_What this task involves_
Reproduce every record below exactly as written, leaving out any pictures.

Dataset records on visual material
........

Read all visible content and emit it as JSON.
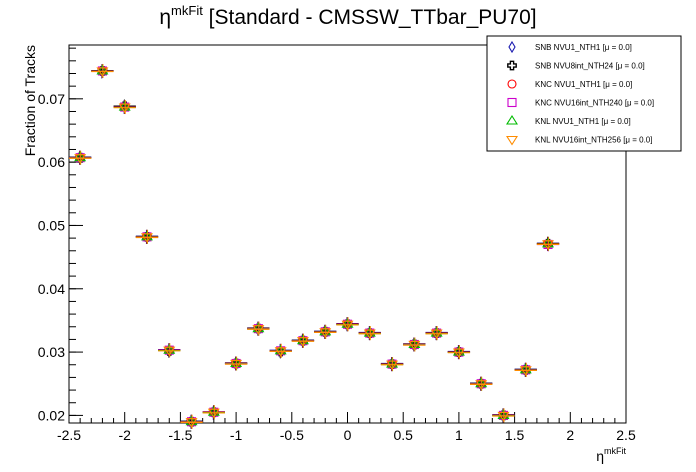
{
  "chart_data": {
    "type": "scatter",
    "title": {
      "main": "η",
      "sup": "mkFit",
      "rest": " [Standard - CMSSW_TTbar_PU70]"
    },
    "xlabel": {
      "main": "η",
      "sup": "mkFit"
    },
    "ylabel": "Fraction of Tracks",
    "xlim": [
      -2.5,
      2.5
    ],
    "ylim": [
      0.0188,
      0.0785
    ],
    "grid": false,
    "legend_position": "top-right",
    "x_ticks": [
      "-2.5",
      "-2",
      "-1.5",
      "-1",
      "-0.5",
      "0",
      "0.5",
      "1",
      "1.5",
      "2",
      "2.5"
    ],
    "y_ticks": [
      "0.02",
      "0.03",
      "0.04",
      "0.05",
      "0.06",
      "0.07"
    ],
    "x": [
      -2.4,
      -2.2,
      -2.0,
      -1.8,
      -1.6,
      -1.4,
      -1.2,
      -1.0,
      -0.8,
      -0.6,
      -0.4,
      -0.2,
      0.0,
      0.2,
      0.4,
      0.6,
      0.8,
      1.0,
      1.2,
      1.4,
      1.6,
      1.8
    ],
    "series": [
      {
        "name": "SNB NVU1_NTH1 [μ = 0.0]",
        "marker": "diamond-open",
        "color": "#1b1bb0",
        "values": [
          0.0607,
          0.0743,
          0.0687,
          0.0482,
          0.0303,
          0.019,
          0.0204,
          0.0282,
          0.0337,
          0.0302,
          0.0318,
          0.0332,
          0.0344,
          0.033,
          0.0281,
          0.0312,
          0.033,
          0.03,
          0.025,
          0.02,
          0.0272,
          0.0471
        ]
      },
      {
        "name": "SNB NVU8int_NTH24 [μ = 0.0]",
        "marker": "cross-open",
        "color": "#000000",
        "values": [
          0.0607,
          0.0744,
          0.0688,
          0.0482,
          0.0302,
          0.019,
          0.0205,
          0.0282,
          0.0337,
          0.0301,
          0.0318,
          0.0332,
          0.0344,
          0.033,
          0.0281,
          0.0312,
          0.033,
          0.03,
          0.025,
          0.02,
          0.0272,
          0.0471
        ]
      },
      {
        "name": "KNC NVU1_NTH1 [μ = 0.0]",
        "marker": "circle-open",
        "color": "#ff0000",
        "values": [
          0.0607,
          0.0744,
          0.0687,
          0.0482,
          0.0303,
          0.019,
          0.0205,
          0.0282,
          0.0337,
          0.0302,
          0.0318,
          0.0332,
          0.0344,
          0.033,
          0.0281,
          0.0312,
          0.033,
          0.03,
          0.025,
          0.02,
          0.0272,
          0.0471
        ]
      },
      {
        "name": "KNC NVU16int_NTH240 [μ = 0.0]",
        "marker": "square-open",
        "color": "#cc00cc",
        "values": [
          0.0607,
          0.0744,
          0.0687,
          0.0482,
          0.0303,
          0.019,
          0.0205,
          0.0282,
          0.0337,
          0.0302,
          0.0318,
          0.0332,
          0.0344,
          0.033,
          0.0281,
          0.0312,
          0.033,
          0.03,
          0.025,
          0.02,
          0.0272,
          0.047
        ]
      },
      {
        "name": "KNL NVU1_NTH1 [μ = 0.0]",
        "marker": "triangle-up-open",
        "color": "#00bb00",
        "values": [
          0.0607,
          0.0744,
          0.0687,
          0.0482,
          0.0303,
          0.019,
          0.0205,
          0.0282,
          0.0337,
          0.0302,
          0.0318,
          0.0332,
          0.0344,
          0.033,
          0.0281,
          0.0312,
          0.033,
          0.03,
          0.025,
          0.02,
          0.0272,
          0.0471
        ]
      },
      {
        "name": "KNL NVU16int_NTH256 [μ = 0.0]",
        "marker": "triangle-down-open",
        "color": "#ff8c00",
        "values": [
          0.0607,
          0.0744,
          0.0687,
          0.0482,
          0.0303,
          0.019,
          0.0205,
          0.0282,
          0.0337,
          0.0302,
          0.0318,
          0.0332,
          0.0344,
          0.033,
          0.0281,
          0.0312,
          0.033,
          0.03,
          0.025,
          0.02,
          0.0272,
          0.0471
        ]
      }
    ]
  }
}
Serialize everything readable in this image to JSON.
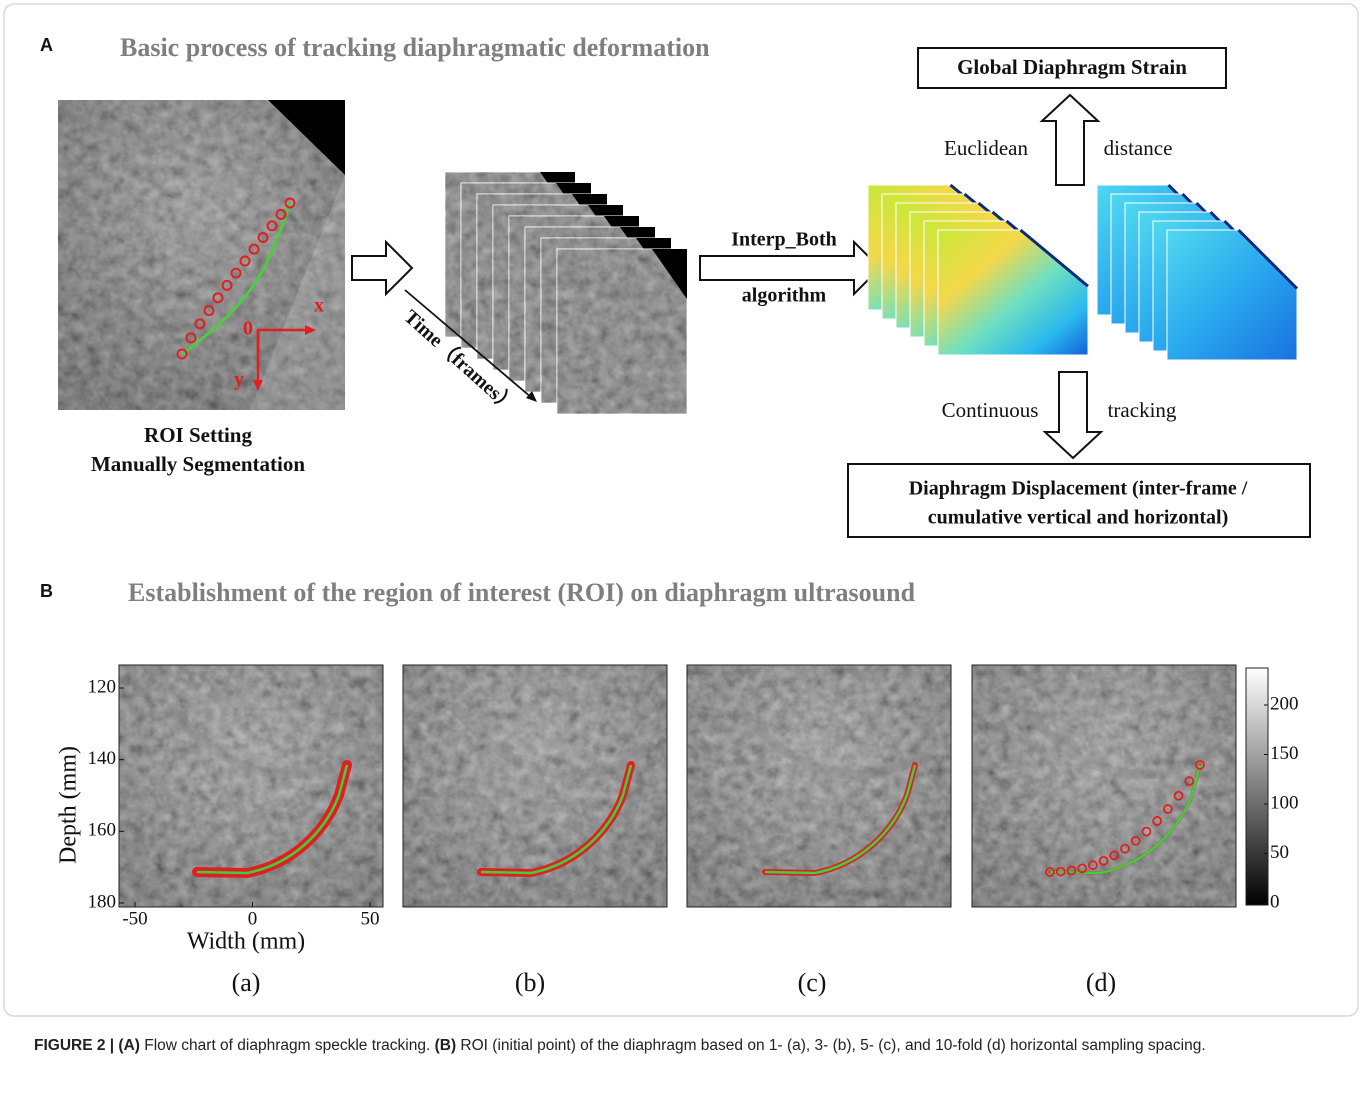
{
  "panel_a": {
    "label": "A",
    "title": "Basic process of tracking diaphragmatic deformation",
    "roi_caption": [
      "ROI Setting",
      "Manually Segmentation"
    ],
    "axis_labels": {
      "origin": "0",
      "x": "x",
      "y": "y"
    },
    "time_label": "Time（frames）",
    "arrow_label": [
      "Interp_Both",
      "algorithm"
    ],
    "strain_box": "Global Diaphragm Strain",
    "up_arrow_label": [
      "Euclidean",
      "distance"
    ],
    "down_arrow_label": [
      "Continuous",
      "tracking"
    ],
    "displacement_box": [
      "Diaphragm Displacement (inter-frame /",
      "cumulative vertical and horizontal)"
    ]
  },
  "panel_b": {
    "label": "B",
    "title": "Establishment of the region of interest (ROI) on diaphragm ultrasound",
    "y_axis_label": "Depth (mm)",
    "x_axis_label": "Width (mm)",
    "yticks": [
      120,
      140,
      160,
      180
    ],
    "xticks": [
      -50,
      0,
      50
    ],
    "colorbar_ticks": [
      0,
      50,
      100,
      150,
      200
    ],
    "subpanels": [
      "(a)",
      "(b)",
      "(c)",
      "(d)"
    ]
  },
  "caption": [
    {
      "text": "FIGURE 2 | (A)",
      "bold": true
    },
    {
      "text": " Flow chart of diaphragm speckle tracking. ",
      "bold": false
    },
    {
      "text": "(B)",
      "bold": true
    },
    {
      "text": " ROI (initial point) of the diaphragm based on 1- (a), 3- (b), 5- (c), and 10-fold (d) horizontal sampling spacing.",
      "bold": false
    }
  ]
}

........

_Written answer_
Read all visible content and emit it as JSON.
{
  "chart_data": {
    "type": "scatter",
    "title": {
      "main": "η",
      "sup": "mkFit",
      "rest": " [Standard - CMSSW_TTbar_PU70]"
    },
    "xlabel": {
      "main": "η",
      "sup": "mkFit"
    },
    "ylabel": "Fraction of Tracks",
    "xlim": [
      -2.5,
      2.5
    ],
    "ylim": [
      0.0188,
      0.0785
    ],
    "grid": false,
    "legend_position": "top-right",
    "x_ticks": [
      "-2.5",
      "-2",
      "-1.5",
      "-1",
      "-0.5",
      "0",
      "0.5",
      "1",
      "1.5",
      "2",
      "2.5"
    ],
    "y_ticks": [
      "0.02",
      "0.03",
      "0.04",
      "0.05",
      "0.06",
      "0.07"
    ],
    "x": [
      -2.4,
      -2.2,
      -2.0,
      -1.8,
      -1.6,
      -1.4,
      -1.2,
      -1.0,
      -0.8,
      -0.6,
      -0.4,
      -0.2,
      0.0,
      0.2,
      0.4,
      0.6,
      0.8,
      1.0,
      1.2,
      1.4,
      1.6,
      1.8
    ],
    "series": [
      {
        "name": "SNB NVU1_NTH1 [μ = 0.0]",
        "marker": "diamond-open",
        "color": "#1b1bb0",
        "values": [
          0.0607,
          0.0743,
          0.0687,
          0.0482,
          0.0303,
          0.019,
          0.0204,
          0.0282,
          0.0337,
          0.0302,
          0.0318,
          0.0332,
          0.0344,
          0.033,
          0.0281,
          0.0312,
          0.033,
          0.03,
          0.025,
          0.02,
          0.0272,
          0.0471
        ]
      },
      {
        "name": "SNB NVU8int_NTH24 [μ = 0.0]",
        "marker": "cross-open",
        "color": "#000000",
        "values": [
          0.0607,
          0.0744,
          0.0688,
          0.0482,
          0.0302,
          0.019,
          0.0205,
          0.0282,
          0.0337,
          0.0301,
          0.0318,
          0.0332,
          0.0344,
          0.033,
          0.0281,
          0.0312,
          0.033,
          0.03,
          0.025,
          0.02,
          0.0272,
          0.0471
        ]
      },
      {
        "name": "KNC NVU1_NTH1 [μ = 0.0]",
        "marker": "circle-open",
        "color": "#ff0000",
        "values": [
          0.0607,
          0.0744,
          0.0687,
          0.0482,
          0.0303,
          0.019,
          0.0205,
          0.0282,
          0.0337,
          0.0302,
          0.0318,
          0.0332,
          0.0344,
          0.033,
          0.0281,
          0.0312,
          0.033,
          0.03,
          0.025,
          0.02,
          0.0272,
          0.0471
        ]
      },
      {
        "name": "KNC NVU16int_NTH240 [μ = 0.0]",
        "marker": "square-open",
        "color": "#cc00cc",
        "values": [
          0.0607,
          0.0744,
          0.0687,
          0.0482,
          0.0303,
          0.019,
          0.0205,
          0.0282,
          0.0337,
          0.0302,
          0.0318,
          0.0332,
          0.0344,
          0.033,
          0.0281,
          0.0312,
          0.033,
          0.03,
          0.025,
          0.02,
          0.0272,
          0.047
        ]
      },
      {
        "name": "KNL NVU1_NTH1 [μ = 0.0]",
        "marker": "triangle-up-open",
        "color": "#00bb00",
        "values": [
          0.0607,
          0.0744,
          0.0687,
          0.0482,
          0.0303,
          0.019,
          0.0205,
          0.0282,
          0.0337,
          0.0302,
          0.0318,
          0.0332,
          0.0344,
          0.033,
          0.0281,
          0.0312,
          0.033,
          0.03,
          0.025,
          0.02,
          0.0272,
          0.0471
        ]
      },
      {
        "name": "KNL NVU16int_NTH256 [μ = 0.0]",
        "marker": "triangle-down-open",
        "color": "#ff8c00",
        "values": [
          0.0607,
          0.0744,
          0.0687,
          0.0482,
          0.0303,
          0.019,
          0.0205,
          0.0282,
          0.0337,
          0.0302,
          0.0318,
          0.0332,
          0.0344,
          0.033,
          0.0281,
          0.0312,
          0.033,
          0.03,
          0.025,
          0.02,
          0.0272,
          0.0471
        ]
      }
    ]
  }
}
Serialize everything readable in this image to JSON.
{
  "panel_a": {
    "label": "A",
    "title": "Basic process of tracking diaphragmatic deformation",
    "roi_caption": [
      "ROI Setting",
      "Manually Segmentation"
    ],
    "axis_labels": {
      "origin": "0",
      "x": "x",
      "y": "y"
    },
    "time_label": "Time（frames）",
    "arrow_label": [
      "Interp_Both",
      "algorithm"
    ],
    "strain_box": "Global Diaphragm Strain",
    "up_arrow_label": [
      "Euclidean",
      "distance"
    ],
    "down_arrow_label": [
      "Continuous",
      "tracking"
    ],
    "displacement_box": [
      "Diaphragm Displacement (inter-frame /",
      "cumulative vertical and horizontal)"
    ]
  },
  "panel_b": {
    "label": "B",
    "title": "Establishment of the region of interest (ROI) on diaphragm ultrasound",
    "y_axis_label": "Depth (mm)",
    "x_axis_label": "Width (mm)",
    "yticks": [
      120,
      140,
      160,
      180
    ],
    "xticks": [
      -50,
      0,
      50
    ],
    "colorbar_ticks": [
      0,
      50,
      100,
      150,
      200
    ],
    "subpanels": [
      "(a)",
      "(b)",
      "(c)",
      "(d)"
    ]
  },
  "caption": [
    {
      "text": "FIGURE 2 | (A)",
      "bold": true
    },
    {
      "text": " Flow chart of diaphragm speckle tracking. ",
      "bold": false
    },
    {
      "text": "(B)",
      "bold": true
    },
    {
      "text": " ROI (initial point) of the diaphragm based on 1- (a), 3- (b), 5- (c), and 10-fold (d) horizontal sampling spacing.",
      "bold": false
    }
  ]
}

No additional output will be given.